*What is required:* Select all lines with the string "this" in them, and copy those lines.

++++ Working data ++++

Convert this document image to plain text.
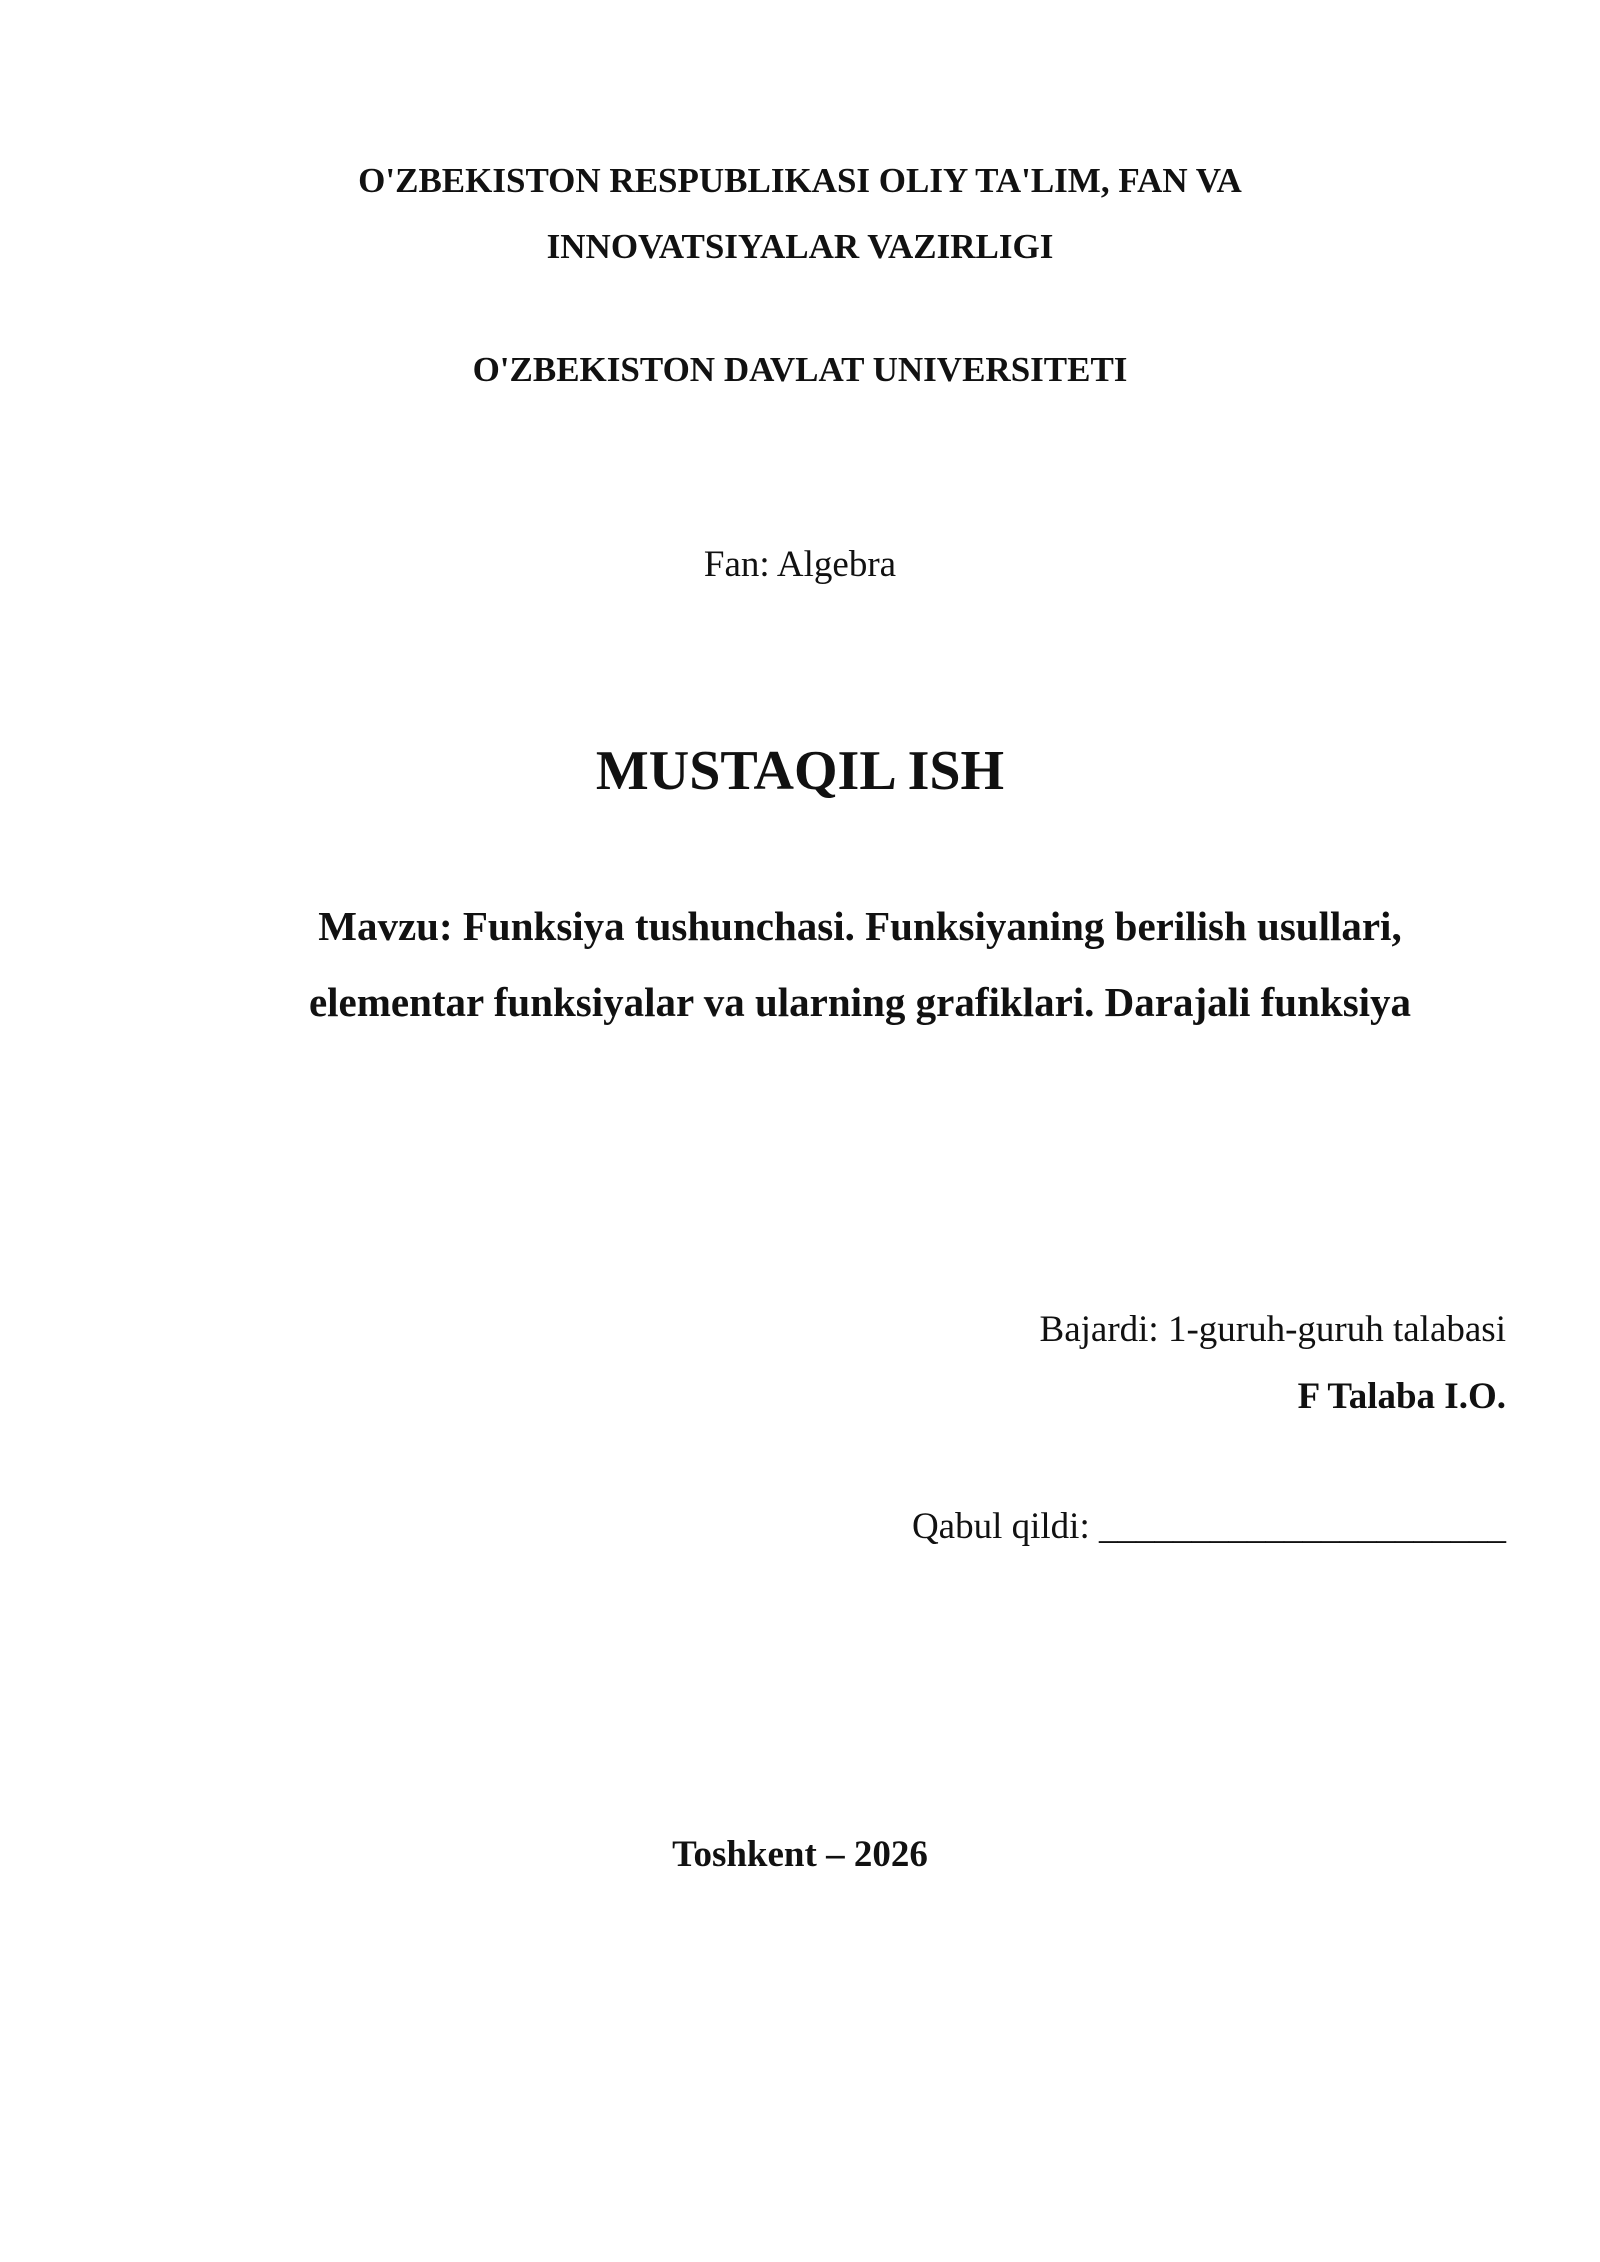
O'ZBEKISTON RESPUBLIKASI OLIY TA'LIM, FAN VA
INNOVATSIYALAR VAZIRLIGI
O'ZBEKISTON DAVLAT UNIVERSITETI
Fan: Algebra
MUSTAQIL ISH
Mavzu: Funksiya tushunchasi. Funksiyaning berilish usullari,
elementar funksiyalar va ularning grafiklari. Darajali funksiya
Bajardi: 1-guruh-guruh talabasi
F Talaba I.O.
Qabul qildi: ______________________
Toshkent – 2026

++++
++++ Working data ++++

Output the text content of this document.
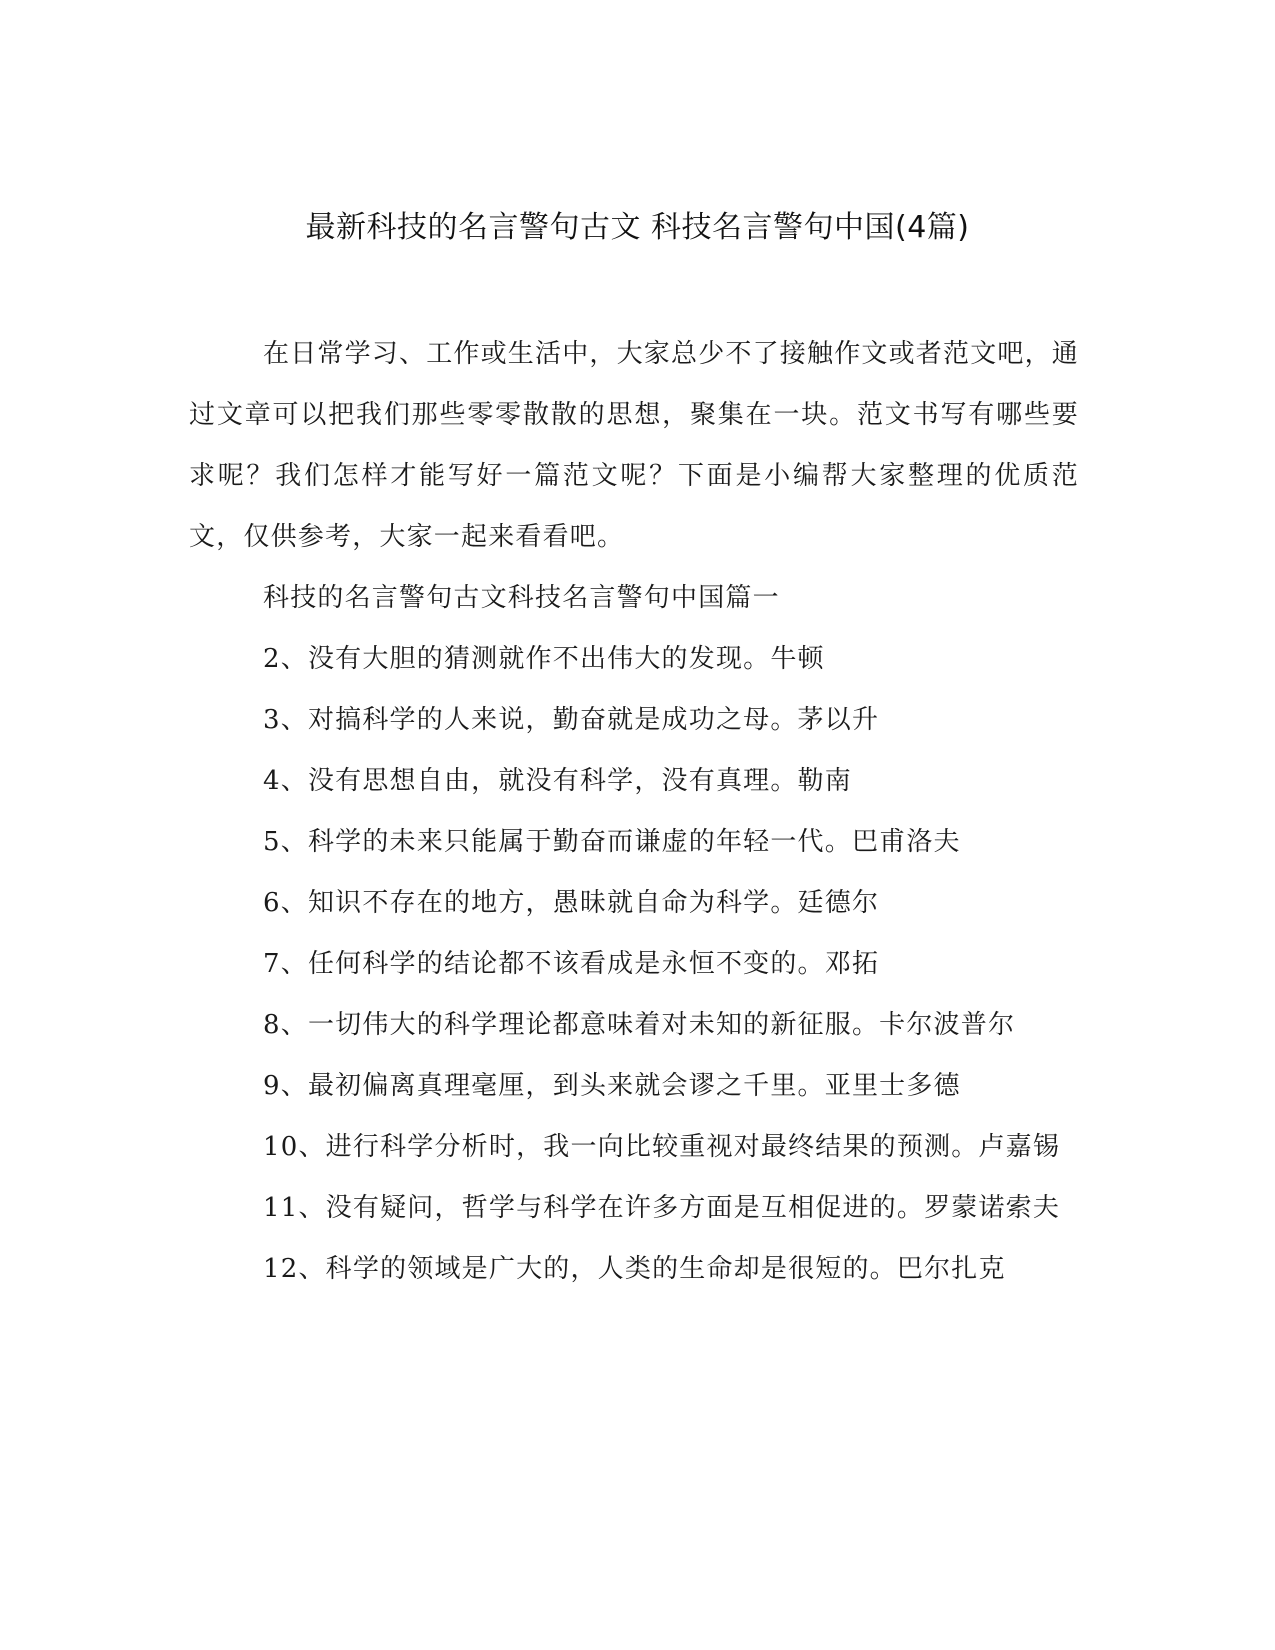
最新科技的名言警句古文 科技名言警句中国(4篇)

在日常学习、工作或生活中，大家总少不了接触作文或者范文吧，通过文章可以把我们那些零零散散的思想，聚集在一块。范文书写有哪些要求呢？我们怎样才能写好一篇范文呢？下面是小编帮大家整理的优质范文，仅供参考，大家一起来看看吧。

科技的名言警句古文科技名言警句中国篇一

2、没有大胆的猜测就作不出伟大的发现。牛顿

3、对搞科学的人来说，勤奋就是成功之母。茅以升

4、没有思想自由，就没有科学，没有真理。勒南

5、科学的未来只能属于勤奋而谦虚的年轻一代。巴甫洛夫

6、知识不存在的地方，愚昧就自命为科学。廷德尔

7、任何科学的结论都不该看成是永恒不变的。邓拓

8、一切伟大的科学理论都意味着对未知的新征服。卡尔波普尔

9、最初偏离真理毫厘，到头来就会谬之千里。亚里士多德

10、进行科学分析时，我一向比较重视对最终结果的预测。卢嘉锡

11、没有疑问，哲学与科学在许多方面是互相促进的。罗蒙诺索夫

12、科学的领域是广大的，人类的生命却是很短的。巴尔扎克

++++

*Exercise answer:*
Convert this document image to plain text.
Output the text content of this document.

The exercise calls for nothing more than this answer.